:: Recorded data ::

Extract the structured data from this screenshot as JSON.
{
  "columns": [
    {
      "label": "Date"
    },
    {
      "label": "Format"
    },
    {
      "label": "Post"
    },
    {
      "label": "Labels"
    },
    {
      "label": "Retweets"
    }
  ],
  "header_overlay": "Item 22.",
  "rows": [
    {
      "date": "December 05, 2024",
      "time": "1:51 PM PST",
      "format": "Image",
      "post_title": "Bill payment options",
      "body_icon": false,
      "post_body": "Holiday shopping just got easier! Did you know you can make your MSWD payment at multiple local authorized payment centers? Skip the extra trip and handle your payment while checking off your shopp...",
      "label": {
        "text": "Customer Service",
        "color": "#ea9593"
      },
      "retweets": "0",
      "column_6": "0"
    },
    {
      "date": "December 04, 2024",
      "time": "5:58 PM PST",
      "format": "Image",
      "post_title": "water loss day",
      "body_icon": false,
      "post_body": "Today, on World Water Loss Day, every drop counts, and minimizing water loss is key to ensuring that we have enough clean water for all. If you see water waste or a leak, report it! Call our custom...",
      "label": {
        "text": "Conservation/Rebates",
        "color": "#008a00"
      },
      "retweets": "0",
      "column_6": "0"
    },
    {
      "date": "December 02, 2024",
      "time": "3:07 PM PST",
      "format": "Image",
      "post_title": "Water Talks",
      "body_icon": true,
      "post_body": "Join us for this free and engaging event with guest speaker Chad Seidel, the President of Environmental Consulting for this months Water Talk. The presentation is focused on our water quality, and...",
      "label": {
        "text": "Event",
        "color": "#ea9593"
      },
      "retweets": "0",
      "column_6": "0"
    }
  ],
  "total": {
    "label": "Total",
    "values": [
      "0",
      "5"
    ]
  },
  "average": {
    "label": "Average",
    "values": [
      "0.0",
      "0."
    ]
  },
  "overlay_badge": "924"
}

:::

§ Task requirements:
Repeat the whole listing exactly, keeping every line intact.

§ Full answer:
Extract the structured data from this screenshot as JSON.
{
  "columns": [
    {
      "label": "Date"
    },
    {
      "label": "Format"
    },
    {
      "label": "Post"
    },
    {
      "label": "Labels"
    },
    {
      "label": "Retweets"
    }
  ],
  "header_overlay": "Item 22.",
  "rows": [
    {
      "date": "December 05, 2024",
      "time": "1:51 PM PST",
      "format": "Image",
      "post_title": "Bill payment options",
      "body_icon": false,
      "post_body": "Holiday shopping just got easier! Did you know you can make your MSWD payment at multiple local authorized payment centers? Skip the extra trip and handle your payment while checking off your shopp...",
      "label": {
        "text": "Customer Service",
        "color": "#ea9593"
      },
      "retweets": "0",
      "column_6": "0"
    },
    {
      "date": "December 04, 2024",
      "time": "5:58 PM PST",
      "format": "Image",
      "post_title": "water loss day",
      "body_icon": false,
      "post_body": "Today, on World Water Loss Day, every drop counts, and minimizing water loss is key to ensuring that we have enough clean water for all. If you see water waste or a leak, report it! Call our custom...",
      "label": {
        "text": "Conservation/Rebates",
        "color": "#008a00"
      },
      "retweets": "0",
      "column_6": "0"
    },
    {
      "date": "December 02, 2024",
      "time": "3:07 PM PST",
      "format": "Image",
      "post_title": "Water Talks",
      "body_icon": true,
      "post_body": "Join us for this free and engaging event with guest speaker Chad Seidel, the President of Environmental Consulting for this months Water Talk. The presentation is focused on our water quality, and...",
      "label": {
        "text": "Event",
        "color": "#ea9593"
      },
      "retweets": "0",
      "column_6": "0"
    }
  ],
  "total": {
    "label": "Total",
    "values": [
      "0",
      "5"
    ]
  },
  "average": {
    "label": "Average",
    "values": [
      "0.0",
      "0."
    ]
  },
  "overlay_badge": "924"
}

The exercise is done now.